→ Work required
Write out the listing in full, matching it word for word.

→ Material supplied
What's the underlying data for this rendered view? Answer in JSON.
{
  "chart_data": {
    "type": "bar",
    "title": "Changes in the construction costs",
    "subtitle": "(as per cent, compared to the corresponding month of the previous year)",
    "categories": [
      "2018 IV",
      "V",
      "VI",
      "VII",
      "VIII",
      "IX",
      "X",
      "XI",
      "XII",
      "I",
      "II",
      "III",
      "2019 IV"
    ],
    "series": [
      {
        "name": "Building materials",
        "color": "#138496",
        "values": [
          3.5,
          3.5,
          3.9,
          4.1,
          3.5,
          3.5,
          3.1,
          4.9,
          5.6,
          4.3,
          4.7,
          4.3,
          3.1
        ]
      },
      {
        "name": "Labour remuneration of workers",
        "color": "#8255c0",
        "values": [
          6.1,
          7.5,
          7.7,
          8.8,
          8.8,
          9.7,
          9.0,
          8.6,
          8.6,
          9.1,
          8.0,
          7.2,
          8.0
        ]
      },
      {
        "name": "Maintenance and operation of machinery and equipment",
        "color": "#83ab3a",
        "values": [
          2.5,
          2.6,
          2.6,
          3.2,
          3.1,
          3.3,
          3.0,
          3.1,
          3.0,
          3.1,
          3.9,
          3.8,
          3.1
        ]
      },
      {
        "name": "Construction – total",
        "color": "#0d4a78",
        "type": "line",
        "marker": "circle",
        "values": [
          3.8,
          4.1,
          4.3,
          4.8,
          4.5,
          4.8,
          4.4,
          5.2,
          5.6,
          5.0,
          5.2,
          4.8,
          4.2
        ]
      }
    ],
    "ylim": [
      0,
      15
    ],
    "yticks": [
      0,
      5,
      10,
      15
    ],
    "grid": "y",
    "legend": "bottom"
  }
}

→ The reply
What's the underlying data for this rendered view? Answer in JSON.
{
  "chart_data": {
    "type": "bar",
    "title": "Changes in the construction costs",
    "subtitle": "(as per cent, compared to the corresponding month of the previous year)",
    "categories": [
      "2018 IV",
      "V",
      "VI",
      "VII",
      "VIII",
      "IX",
      "X",
      "XI",
      "XII",
      "I",
      "II",
      "III",
      "2019 IV"
    ],
    "series": [
      {
        "name": "Building materials",
        "color": "#138496",
        "values": [
          3.5,
          3.5,
          3.9,
          4.1,
          3.5,
          3.5,
          3.1,
          4.9,
          5.6,
          4.3,
          4.7,
          4.3,
          3.1
        ]
      },
      {
        "name": "Labour remuneration of workers",
        "color": "#8255c0",
        "values": [
          6.1,
          7.5,
          7.7,
          8.8,
          8.8,
          9.7,
          9.0,
          8.6,
          8.6,
          9.1,
          8.0,
          7.2,
          8.0
        ]
      },
      {
        "name": "Maintenance and operation of machinery and equipment",
        "color": "#83ab3a",
        "values": [
          2.5,
          2.6,
          2.6,
          3.2,
          3.1,
          3.3,
          3.0,
          3.1,
          3.0,
          3.1,
          3.9,
          3.8,
          3.1
        ]
      },
      {
        "name": "Construction – total",
        "color": "#0d4a78",
        "type": "line",
        "marker": "circle",
        "values": [
          3.8,
          4.1,
          4.3,
          4.8,
          4.5,
          4.8,
          4.4,
          5.2,
          5.6,
          5.0,
          5.2,
          4.8,
          4.2
        ]
      }
    ],
    "ylim": [
      0,
      15
    ],
    "yticks": [
      0,
      5,
      10,
      15
    ],
    "grid": "y",
    "legend": "bottom"
  }
}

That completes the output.